■ Data for processing
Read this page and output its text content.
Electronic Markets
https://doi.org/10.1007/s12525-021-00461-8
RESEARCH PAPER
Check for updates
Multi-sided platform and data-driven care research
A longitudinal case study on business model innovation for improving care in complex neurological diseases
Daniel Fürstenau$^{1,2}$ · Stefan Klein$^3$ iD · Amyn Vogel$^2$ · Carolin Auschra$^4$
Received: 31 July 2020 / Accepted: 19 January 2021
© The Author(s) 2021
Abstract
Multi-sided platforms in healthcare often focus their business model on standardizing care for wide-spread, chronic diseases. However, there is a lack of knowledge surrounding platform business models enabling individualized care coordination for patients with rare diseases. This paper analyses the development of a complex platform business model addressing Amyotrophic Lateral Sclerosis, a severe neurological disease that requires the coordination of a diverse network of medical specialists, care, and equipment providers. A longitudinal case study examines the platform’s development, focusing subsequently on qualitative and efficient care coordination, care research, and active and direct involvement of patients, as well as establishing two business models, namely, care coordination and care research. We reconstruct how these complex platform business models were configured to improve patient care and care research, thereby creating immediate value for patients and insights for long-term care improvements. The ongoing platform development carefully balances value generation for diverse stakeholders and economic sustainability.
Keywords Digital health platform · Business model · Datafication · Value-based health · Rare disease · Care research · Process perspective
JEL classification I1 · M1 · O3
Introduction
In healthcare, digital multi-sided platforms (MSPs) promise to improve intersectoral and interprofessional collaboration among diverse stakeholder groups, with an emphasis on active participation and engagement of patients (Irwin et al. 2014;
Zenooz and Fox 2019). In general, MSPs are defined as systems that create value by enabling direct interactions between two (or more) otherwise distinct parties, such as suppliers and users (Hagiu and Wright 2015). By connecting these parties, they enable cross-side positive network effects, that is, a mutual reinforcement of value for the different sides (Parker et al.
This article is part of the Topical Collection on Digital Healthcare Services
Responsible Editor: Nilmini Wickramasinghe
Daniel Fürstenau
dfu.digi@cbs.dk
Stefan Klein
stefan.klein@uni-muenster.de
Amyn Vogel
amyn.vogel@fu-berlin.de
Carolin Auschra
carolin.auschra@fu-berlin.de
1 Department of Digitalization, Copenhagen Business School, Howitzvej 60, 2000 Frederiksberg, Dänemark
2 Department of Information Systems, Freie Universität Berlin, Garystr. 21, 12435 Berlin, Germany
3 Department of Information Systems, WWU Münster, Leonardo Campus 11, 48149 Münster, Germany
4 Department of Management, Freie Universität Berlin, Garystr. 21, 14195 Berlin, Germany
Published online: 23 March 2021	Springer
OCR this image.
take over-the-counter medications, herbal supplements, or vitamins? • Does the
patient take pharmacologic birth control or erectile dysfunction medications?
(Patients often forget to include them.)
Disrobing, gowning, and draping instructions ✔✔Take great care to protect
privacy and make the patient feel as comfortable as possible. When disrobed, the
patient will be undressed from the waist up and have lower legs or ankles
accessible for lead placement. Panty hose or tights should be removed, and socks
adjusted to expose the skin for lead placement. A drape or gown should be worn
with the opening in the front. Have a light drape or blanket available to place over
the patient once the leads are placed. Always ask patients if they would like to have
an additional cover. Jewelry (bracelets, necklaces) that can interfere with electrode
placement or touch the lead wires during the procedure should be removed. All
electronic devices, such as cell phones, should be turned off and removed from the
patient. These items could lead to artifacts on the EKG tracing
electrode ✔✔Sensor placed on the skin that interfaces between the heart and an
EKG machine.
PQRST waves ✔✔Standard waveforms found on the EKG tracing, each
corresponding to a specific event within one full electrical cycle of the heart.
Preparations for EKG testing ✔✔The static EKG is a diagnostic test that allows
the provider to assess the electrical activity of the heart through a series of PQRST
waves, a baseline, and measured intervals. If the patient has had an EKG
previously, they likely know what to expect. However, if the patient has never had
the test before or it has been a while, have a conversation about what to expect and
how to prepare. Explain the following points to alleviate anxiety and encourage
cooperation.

■ Prompt
Please give the records again exactly as they are.

■ Final answer
Read this page and output its text content.
Electronic Markets
https://doi.org/10.1007/s12525-021-00461-8
RESEARCH PAPER
Check for updates
Multi-sided platform and data-driven care research
A longitudinal case study on business model innovation for improving care in complex neurological diseases
Daniel Fürstenau$^{1,2}$ · Stefan Klein$^3$ iD · Amyn Vogel$^2$ · Carolin Auschra$^4$
Received: 31 July 2020 / Accepted: 19 January 2021
© The Author(s) 2021
Abstract
Multi-sided platforms in healthcare often focus their business model on standardizing care for wide-spread, chronic diseases. However, there is a lack of knowledge surrounding platform business models enabling individualized care coordination for patients with rare diseases. This paper analyses the development of a complex platform business model addressing Amyotrophic Lateral Sclerosis, a severe neurological disease that requires the coordination of a diverse network of medical specialists, care, and equipment providers. A longitudinal case study examines the platform’s development, focusing subsequently on qualitative and efficient care coordination, care research, and active and direct involvement of patients, as well as establishing two business models, namely, care coordination and care research. We reconstruct how these complex platform business models were configured to improve patient care and care research, thereby creating immediate value for patients and insights for long-term care improvements. The ongoing platform development carefully balances value generation for diverse stakeholders and economic sustainability.
Keywords Digital health platform · Business model · Datafication · Value-based health · Rare disease · Care research · Process perspective
JEL classification I1 · M1 · O3
Introduction
In healthcare, digital multi-sided platforms (MSPs) promise to improve intersectoral and interprofessional collaboration among diverse stakeholder groups, with an emphasis on active participation and engagement of patients (Irwin et al. 2014;
Zenooz and Fox 2019). In general, MSPs are defined as systems that create value by enabling direct interactions between two (or more) otherwise distinct parties, such as suppliers and users (Hagiu and Wright 2015). By connecting these parties, they enable cross-side positive network effects, that is, a mutual reinforcement of value for the different sides (Parker et al.
This article is part of the Topical Collection on Digital Healthcare Services
Responsible Editor: Nilmini Wickramasinghe
Daniel Fürstenau
dfu.digi@cbs.dk
Stefan Klein
stefan.klein@uni-muenster.de
Amyn Vogel
amyn.vogel@fu-berlin.de
Carolin Auschra
carolin.auschra@fu-berlin.de
1 Department of Digitalization, Copenhagen Business School, Howitzvej 60, 2000 Frederiksberg, Dänemark
2 Department of Information Systems, Freie Universität Berlin, Garystr. 21, 12435 Berlin, Germany
3 Department of Information Systems, WWU Münster, Leonardo Campus 11, 48149 Münster, Germany
4 Department of Management, Freie Universität Berlin, Garystr. 21, 14195 Berlin, Germany
Published online: 23 March 2021	Springer
OCR this image.
take over-the-counter medications, herbal supplements, or vitamins? • Does the
patient take pharmacologic birth control or erectile dysfunction medications?
(Patients often forget to include them.)
Disrobing, gowning, and draping instructions ✔✔Take great care to protect
privacy and make the patient feel as comfortable as possible. When disrobed, the
patient will be undressed from the waist up and have lower legs or ankles
accessible for lead placement. Panty hose or tights should be removed, and socks
adjusted to expose the skin for lead placement. A drape or gown should be worn
with the opening in the front. Have a light drape or blanket available to place over
the patient once the leads are placed. Always ask patients if they would like to have
an additional cover. Jewelry (bracelets, necklaces) that can interfere with electrode
placement or touch the lead wires during the procedure should be removed. All
electronic devices, such as cell phones, should be turned off and removed from the
patient. These items could lead to artifacts on the EKG tracing
electrode ✔✔Sensor placed on the skin that interfaces between the heart and an
EKG machine.
PQRST waves ✔✔Standard waveforms found on the EKG tracing, each
corresponding to a specific event within one full electrical cycle of the heart.
Preparations for EKG testing ✔✔The static EKG is a diagnostic test that allows
the provider to assess the electrical activity of the heart through a series of PQRST
waves, a baseline, and measured intervals. If the patient has had an EKG
previously, they likely know what to expect. However, if the patient has never had
the test before or it has been a while, have a conversation about what to expect and
how to prepare. Explain the following points to alleviate anxiety and encourage
cooperation.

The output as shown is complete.